▶ _EXERCISE INSTRUCTIONS_
Echo the material word for word, from its first line through the line containing "y-tick-label: 97,50 [735, 253, 760, 264]", inclusive.

— start EXTRACTED RECORDS —

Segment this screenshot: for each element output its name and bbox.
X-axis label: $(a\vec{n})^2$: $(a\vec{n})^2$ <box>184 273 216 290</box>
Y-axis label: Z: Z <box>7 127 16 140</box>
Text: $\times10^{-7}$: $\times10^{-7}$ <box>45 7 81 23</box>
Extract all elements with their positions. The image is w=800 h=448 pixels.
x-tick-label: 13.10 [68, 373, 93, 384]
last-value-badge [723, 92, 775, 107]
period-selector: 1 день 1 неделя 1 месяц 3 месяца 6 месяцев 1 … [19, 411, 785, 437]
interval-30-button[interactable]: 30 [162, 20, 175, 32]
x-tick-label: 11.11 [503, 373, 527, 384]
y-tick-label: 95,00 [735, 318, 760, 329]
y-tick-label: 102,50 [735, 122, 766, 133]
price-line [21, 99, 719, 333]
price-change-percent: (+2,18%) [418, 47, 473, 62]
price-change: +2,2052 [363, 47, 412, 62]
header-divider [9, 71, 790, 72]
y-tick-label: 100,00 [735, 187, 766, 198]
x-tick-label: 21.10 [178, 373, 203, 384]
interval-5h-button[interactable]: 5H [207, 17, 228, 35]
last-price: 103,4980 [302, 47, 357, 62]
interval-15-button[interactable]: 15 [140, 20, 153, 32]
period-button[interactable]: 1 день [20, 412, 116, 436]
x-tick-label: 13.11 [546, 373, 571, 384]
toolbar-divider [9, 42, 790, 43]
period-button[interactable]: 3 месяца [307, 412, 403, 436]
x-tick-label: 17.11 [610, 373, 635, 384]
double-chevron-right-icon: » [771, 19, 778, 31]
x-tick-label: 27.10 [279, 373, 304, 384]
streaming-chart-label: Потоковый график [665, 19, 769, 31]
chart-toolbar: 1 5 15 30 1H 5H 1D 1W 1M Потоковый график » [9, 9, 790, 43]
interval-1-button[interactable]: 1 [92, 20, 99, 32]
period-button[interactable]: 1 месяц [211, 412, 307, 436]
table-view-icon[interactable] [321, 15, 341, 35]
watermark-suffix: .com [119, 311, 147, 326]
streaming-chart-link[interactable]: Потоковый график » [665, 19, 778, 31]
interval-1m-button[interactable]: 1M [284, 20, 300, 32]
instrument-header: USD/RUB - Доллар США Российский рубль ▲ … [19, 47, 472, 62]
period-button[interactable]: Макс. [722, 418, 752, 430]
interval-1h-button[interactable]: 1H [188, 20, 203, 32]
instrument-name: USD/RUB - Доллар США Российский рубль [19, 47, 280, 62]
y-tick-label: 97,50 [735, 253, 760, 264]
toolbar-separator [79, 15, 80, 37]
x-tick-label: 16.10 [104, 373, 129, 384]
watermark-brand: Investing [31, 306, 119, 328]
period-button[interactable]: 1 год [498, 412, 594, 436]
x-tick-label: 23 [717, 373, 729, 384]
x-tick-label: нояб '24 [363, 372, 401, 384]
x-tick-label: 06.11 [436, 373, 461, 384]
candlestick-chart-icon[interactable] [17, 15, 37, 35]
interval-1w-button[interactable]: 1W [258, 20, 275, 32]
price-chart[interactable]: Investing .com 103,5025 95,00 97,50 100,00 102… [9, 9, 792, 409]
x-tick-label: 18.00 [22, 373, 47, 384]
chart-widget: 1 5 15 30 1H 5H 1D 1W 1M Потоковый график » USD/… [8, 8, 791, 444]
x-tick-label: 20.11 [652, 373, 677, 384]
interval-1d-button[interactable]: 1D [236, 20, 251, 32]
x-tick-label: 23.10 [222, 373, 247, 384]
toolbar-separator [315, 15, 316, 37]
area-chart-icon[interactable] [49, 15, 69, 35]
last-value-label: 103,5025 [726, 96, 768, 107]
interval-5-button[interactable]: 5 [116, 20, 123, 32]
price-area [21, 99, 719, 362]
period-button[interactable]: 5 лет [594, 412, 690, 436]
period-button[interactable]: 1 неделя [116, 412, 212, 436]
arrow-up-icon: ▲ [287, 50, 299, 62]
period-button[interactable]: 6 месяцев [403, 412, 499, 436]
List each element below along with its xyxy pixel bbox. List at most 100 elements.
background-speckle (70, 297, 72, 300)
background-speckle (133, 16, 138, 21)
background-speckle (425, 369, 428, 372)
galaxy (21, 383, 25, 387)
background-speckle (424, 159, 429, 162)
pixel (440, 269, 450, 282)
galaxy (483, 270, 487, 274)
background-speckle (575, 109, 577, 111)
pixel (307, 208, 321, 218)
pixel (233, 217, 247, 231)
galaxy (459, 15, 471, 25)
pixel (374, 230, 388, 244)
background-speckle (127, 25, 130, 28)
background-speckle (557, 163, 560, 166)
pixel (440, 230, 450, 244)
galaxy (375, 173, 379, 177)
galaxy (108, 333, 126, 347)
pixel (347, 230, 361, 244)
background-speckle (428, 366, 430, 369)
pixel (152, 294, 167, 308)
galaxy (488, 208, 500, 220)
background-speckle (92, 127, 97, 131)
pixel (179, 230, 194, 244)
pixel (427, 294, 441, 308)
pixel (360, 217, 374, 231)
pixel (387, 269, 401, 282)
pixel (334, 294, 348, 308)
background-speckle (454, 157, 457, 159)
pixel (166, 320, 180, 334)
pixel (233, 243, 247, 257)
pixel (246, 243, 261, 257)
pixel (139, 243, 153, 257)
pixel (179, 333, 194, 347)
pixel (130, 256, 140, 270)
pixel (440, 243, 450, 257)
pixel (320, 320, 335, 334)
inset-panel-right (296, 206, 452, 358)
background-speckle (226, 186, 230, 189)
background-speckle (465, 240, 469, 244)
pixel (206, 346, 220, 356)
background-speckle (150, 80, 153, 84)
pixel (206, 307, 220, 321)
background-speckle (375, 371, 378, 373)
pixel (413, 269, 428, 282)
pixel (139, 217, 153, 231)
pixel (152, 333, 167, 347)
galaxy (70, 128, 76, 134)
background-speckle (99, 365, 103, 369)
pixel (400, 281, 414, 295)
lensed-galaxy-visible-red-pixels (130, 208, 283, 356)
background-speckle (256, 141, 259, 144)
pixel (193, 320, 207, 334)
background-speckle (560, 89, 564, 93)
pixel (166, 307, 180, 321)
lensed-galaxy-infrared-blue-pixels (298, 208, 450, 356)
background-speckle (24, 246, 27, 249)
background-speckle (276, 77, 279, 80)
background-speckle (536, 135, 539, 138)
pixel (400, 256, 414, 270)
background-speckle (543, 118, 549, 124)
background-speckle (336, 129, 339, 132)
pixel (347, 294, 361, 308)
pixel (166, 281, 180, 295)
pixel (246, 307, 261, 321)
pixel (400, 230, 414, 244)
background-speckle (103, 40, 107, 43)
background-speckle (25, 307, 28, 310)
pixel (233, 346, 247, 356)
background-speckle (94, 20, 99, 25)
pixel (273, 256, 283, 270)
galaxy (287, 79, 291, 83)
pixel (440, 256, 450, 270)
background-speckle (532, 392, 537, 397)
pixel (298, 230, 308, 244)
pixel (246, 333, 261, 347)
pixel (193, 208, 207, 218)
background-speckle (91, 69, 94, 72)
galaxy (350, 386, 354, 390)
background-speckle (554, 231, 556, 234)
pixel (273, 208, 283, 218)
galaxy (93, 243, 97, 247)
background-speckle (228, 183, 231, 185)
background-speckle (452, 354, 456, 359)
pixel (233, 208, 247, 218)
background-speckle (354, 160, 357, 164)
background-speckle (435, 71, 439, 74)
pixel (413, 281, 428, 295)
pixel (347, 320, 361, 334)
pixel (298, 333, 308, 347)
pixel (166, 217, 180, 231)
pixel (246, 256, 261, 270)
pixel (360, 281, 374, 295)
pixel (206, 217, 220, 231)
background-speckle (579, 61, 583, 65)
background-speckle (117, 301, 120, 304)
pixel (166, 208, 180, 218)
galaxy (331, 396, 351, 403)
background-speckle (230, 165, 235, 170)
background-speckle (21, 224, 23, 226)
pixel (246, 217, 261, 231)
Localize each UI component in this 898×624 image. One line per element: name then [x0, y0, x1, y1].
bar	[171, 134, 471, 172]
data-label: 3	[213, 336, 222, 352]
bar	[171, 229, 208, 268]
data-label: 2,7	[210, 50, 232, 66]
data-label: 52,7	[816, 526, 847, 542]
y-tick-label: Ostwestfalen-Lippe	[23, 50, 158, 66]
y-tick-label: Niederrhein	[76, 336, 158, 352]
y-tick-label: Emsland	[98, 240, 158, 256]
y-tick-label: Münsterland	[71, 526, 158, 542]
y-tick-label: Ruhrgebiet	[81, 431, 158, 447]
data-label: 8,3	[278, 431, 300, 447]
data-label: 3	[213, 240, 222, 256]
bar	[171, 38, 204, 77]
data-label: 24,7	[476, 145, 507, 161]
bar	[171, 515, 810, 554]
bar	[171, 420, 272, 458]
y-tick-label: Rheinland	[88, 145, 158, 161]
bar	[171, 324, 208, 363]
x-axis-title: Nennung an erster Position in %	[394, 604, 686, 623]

— end EXTRACTED RECORDS —

▶ _FINISHED ANSWER_
Segment this screenshot: for each element output its name and bbox.
X-axis label: $(a\vec{n})^2$: $(a\vec{n})^2$ <box>184 273 216 290</box>
Y-axis label: Z: Z <box>7 127 16 140</box>
Text: $\times10^{-7}$: $\times10^{-7}$ <box>45 7 81 23</box>
Extract all elements with their positions. The image is w=800 h=448 pixels.
x-tick-label: 13.10 [68, 373, 93, 384]
last-value-badge [723, 92, 775, 107]
period-selector: 1 день 1 неделя 1 месяц 3 месяца 6 месяцев 1 … [19, 411, 785, 437]
interval-30-button[interactable]: 30 [162, 20, 175, 32]
x-tick-label: 11.11 [503, 373, 527, 384]
y-tick-label: 95,00 [735, 318, 760, 329]
y-tick-label: 102,50 [735, 122, 766, 133]
price-line [21, 99, 719, 333]
price-change-percent: (+2,18%) [418, 47, 473, 62]
price-change: +2,2052 [363, 47, 412, 62]
header-divider [9, 71, 790, 72]
y-tick-label: 100,00 [735, 187, 766, 198]
x-tick-label: 21.10 [178, 373, 203, 384]
interval-5h-button[interactable]: 5H [207, 17, 228, 35]
last-price: 103,4980 [302, 47, 357, 62]
interval-15-button[interactable]: 15 [140, 20, 153, 32]
period-button[interactable]: 1 день [20, 412, 116, 436]
x-tick-label: 13.11 [546, 373, 571, 384]
toolbar-divider [9, 42, 790, 43]
period-button[interactable]: 3 месяца [307, 412, 403, 436]
x-tick-label: 17.11 [610, 373, 635, 384]
double-chevron-right-icon: » [771, 19, 778, 31]
x-tick-label: 27.10 [279, 373, 304, 384]
streaming-chart-label: Потоковый график [665, 19, 769, 31]
chart-toolbar: 1 5 15 30 1H 5H 1D 1W 1M Потоковый график » [9, 9, 790, 43]
interval-1-button[interactable]: 1 [92, 20, 99, 32]
period-button[interactable]: 1 месяц [211, 412, 307, 436]
table-view-icon[interactable] [321, 15, 341, 35]
watermark-suffix: .com [119, 311, 147, 326]
streaming-chart-link[interactable]: Потоковый график » [665, 19, 778, 31]
interval-1m-button[interactable]: 1M [284, 20, 300, 32]
instrument-header: USD/RUB - Доллар США Российский рубль ▲ … [19, 47, 472, 62]
period-button[interactable]: Макс. [722, 418, 752, 430]
interval-1h-button[interactable]: 1H [188, 20, 203, 32]
instrument-name: USD/RUB - Доллар США Российский рубль [19, 47, 280, 62]
y-tick-label: 97,50 [735, 253, 760, 264]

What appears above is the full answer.